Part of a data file
════════
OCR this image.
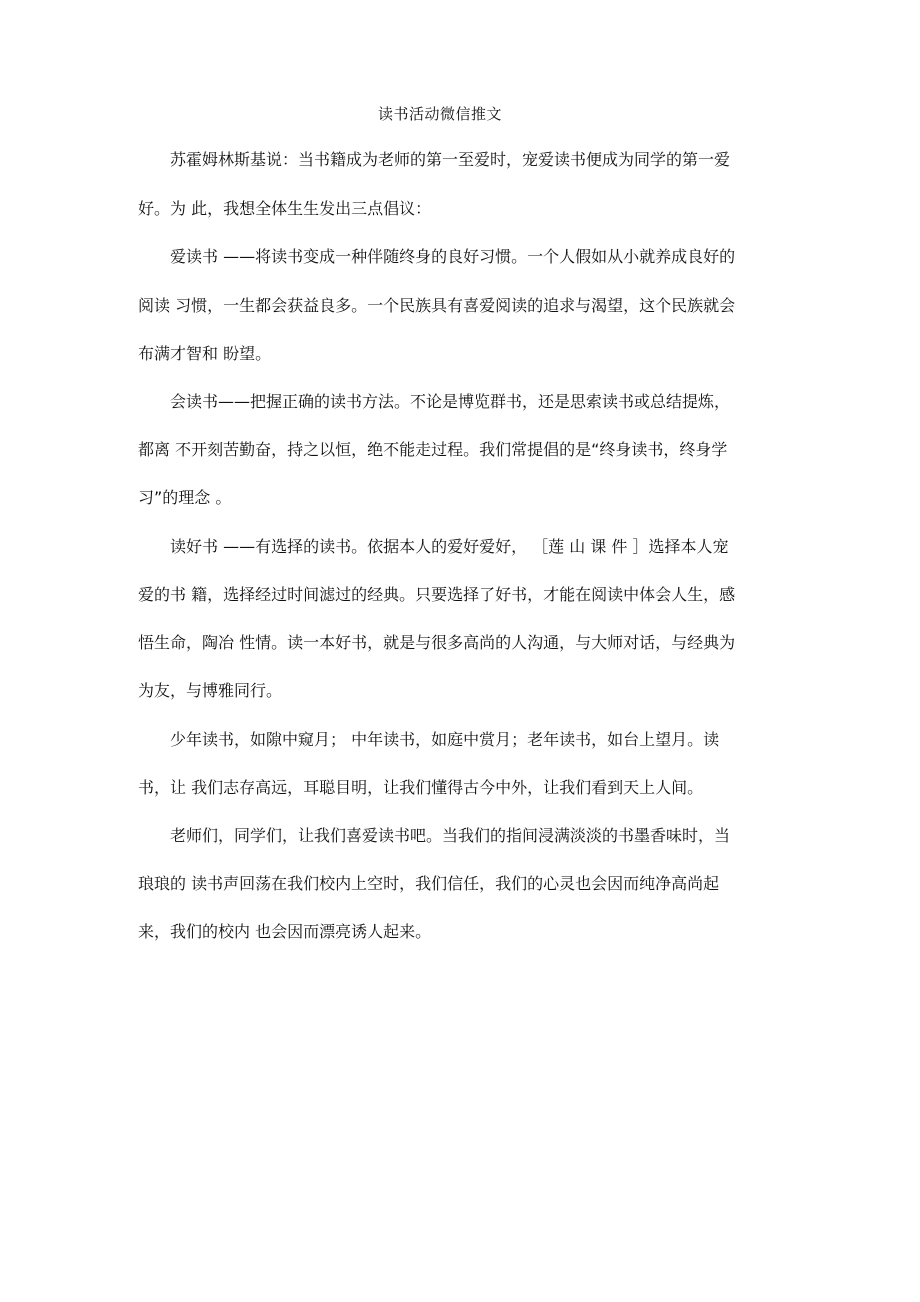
读书活动微信推文
苏霍姆林斯基说：当书籍成为老师的第一至爱时，宠爱读书便成为同学的第一爱
好。为 此，我想全体生生发出三点倡议：
爱读书 ——将读书变成一种伴随终身的良好习惯。一个人假如从小就养成良好的
阅读 习惯，一生都会获益良多。一个民族具有喜爱阅读的追求与渴望，这个民族就会
布满才智和 盼望。
会读书——把握正确的读书方法。不论是博览群书，还是思索读书或总结提炼，
都离 不开刻苦勤奋，持之以恒，绝不能走过程。我们常提倡的是“终身读书，终身学
习”的理念 。
读好书 ——有选择的读书。依据本人的爱好爱好， ［莲 山 课 件 ］选择本人宠
爱的书 籍，选择经过时间滤过的经典。只要选择了好书，才能在阅读中体会人生，感
悟生命，陶冶 性情。读一本好书，就是与很多高尚的人沟通，与大师对话，与经典为
为友，与博雅同行。
少年读书，如隙中窥月； 中年读书，如庭中赏月；老年读书，如台上望月。读
书，让 我们志存高远，耳聪目明，让我们懂得古今中外，让我们看到天上人间。
老师们，同学们，让我们喜爱读书吧。当我们的指间浸满淡淡的书墨香味时，当
琅琅的 读书声回荡在我们校内上空时，我们信任，我们的心灵也会因而纯净高尚起
来，我们的校内 也会因而漂亮诱人起来。
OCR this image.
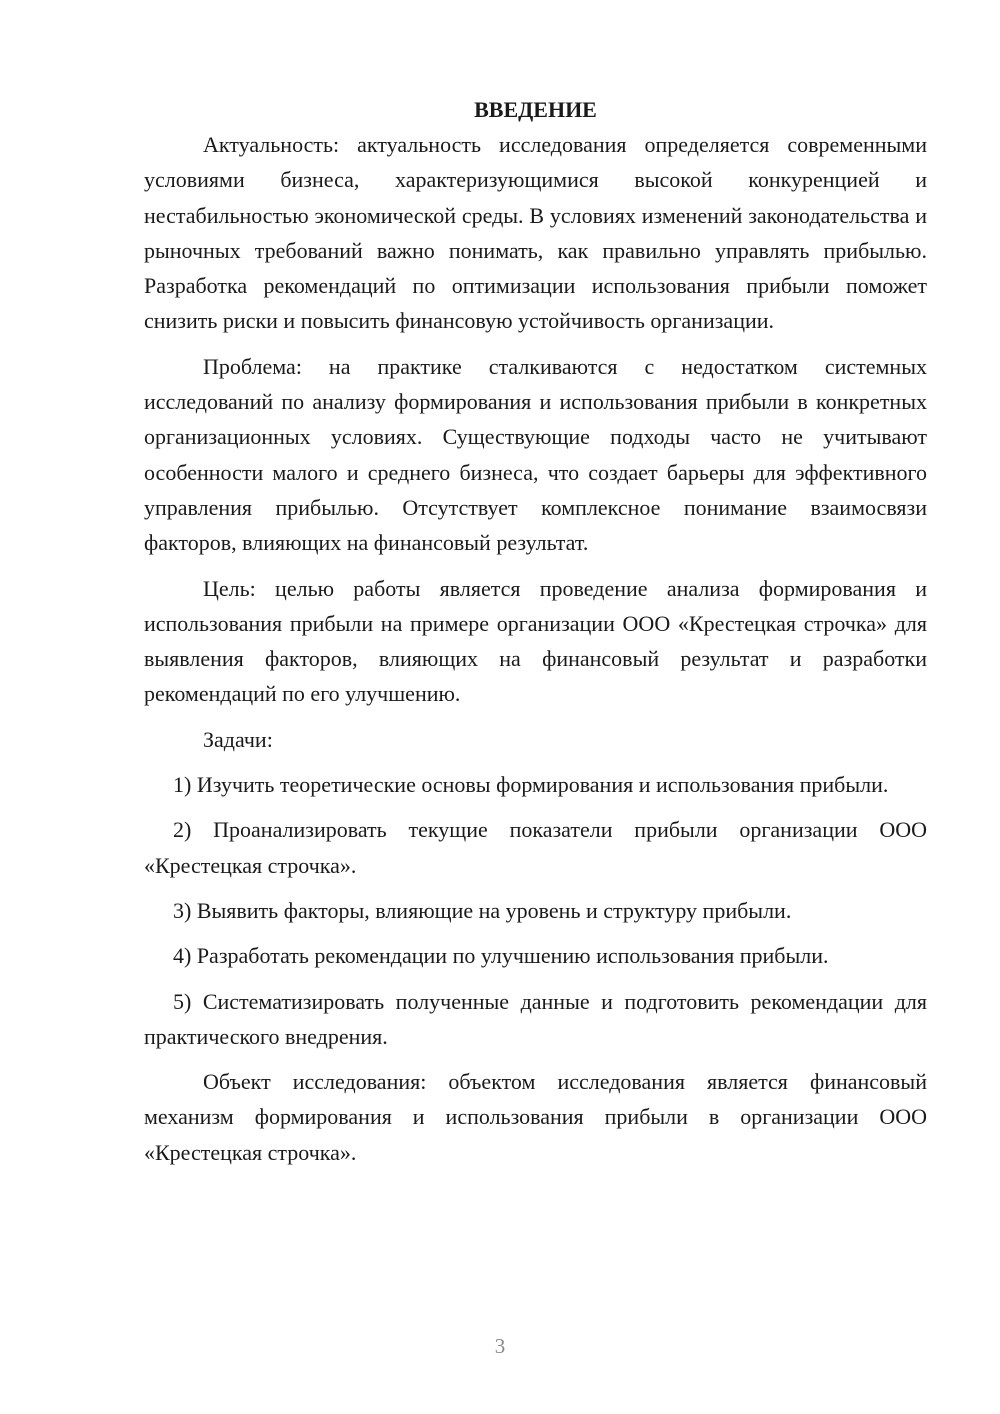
ВВЕДЕНИЕ

Актуальность: актуальность исследования определяется современными условиями бизнеса, характеризующимися высокой конкуренцией и нестабильностью экономической среды. В условиях изменений законодательства и рыночных требований важно понимать, как правильно управлять прибылью. Разработка рекомендаций по оптимизации использования прибыли поможет снизить риски и повысить финансовую устойчивость организации.

Проблема: на практике сталкиваются с недостатком системных исследований по анализу формирования и использования прибыли в конкретных организационных условиях. Существующие подходы часто не учитывают особенности малого и среднего бизнеса, что создает барьеры для эффективного управления прибылью. Отсутствует комплексное понимание взаимосвязи факторов, влияющих на финансовый результат.

Цель: целью работы является проведение анализа формирования и использования прибыли на примере организации ООО «Крестецкая строчка» для выявления факторов, влияющих на финансовый результат и разработки рекомендаций по его улучшению.

Задачи:

1) Изучить теоретические основы формирования и использования прибыли.

2) Проанализировать текущие показатели прибыли организации ООО «Крестецкая строчка».

3) Выявить факторы, влияющие на уровень и структуру прибыли.

4) Разработать рекомендации по улучшению использования прибыли.

5) Систематизировать полученные данные и подготовить рекомендации для практического внедрения.

Объект исследования: объектом исследования является финансовый механизм формирования и использования прибыли в организации ООО «Крестецкая строчка».

3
════════
→ What is asked:
Tally the lines of the records holding the word "строчка", then give only the resulting number.

→ Task result:
3